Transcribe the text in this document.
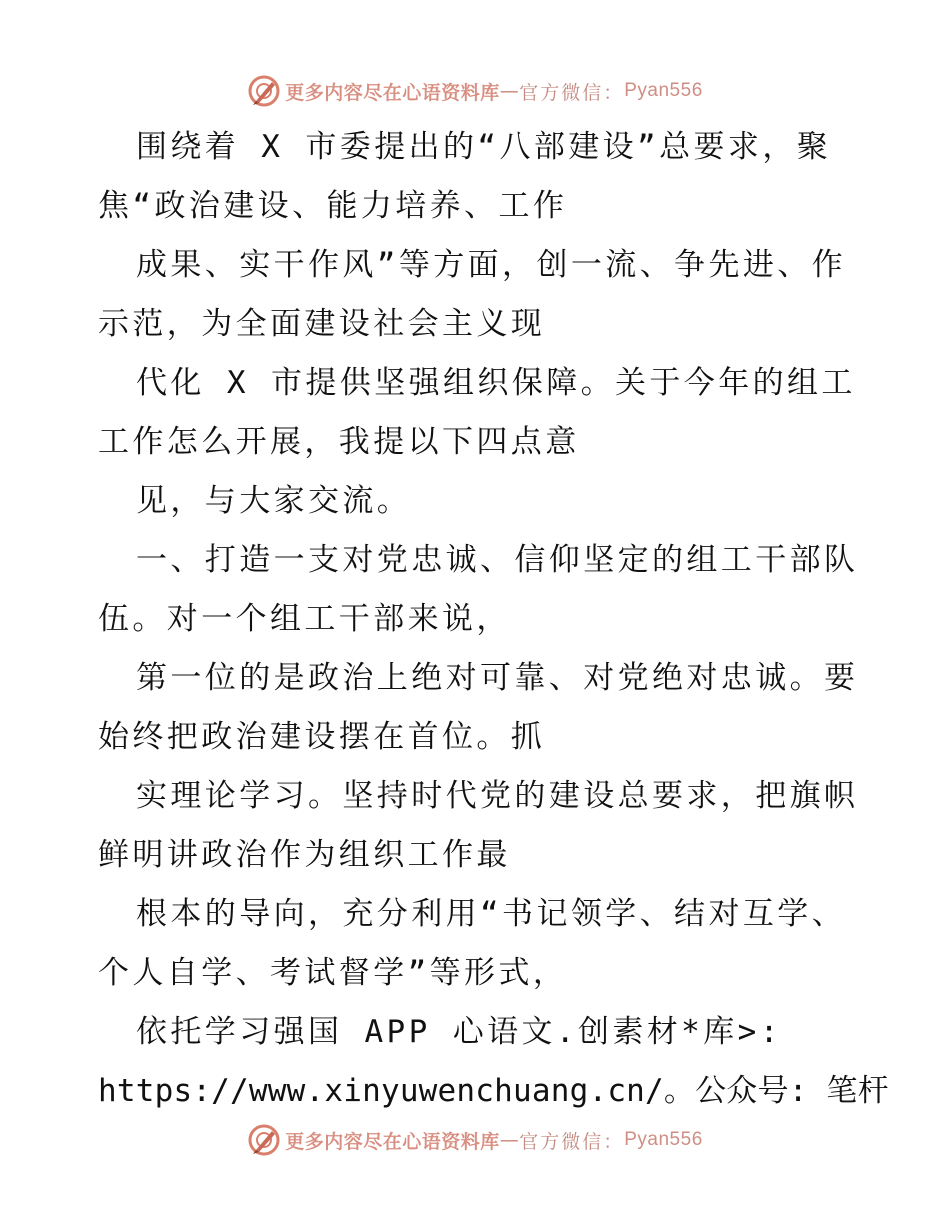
更多内容尽在心语资料库 — 官方微信： Pyan556
围绕着 X 市委提出的“八部建设”总要求，聚
焦“政治建设、能力培养、工作
成果、实干作风”等方面，创一流、争先进、作
示范，为全面建设社会主义现
代化 X 市提供坚强组织保障。关于今年的组工
工作怎么开展，我提以下四点意
见，与大家交流。
一、打造一支对党忠诚、信仰坚定的组工干部队
伍。对一个组工干部来说，
第一位的是政治上绝对可靠、对党绝对忠诚。要
始终把政治建设摆在首位。抓
实理论学习。坚持时代党的建设总要求，把旗帜
鲜明讲政治作为组织工作最
根本的导向，充分利用“书记领学、结对互学、
个人自学、考试督学”等形式，
依托学习强国 APP 心语文.创素材*库>:
https://www.xinyuwenchuang.cn/。公众号: 笔杆
更多内容尽在心语资料库 — 官方微信： Pyan556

+ + + + +

_PROBLEM DETAILS_
Would you return the data exactly as written, without the pictures?

_RESPONSE TO THE TASK_
Transcribe the text in this document.
更多内容尽在心语资料库 — 官方微信： Pyan556
围绕着 X 市委提出的“八部建设”总要求，聚
焦“政治建设、能力培养、工作
成果、实干作风”等方面，创一流、争先进、作
示范，为全面建设社会主义现
代化 X 市提供坚强组织保障。关于今年的组工
工作怎么开展，我提以下四点意
见，与大家交流。
一、打造一支对党忠诚、信仰坚定的组工干部队
伍。对一个组工干部来说，
第一位的是政治上绝对可靠、对党绝对忠诚。要
始终把政治建设摆在首位。抓
实理论学习。坚持时代党的建设总要求，把旗帜
鲜明讲政治作为组织工作最
根本的导向，充分利用“书记领学、结对互学、
个人自学、考试督学”等形式，
依托学习强国 APP 心语文.创素材*库>:
https://www.xinyuwenchuang.cn/。公众号: 笔杆
更多内容尽在心语资料库 — 官方微信： Pyan556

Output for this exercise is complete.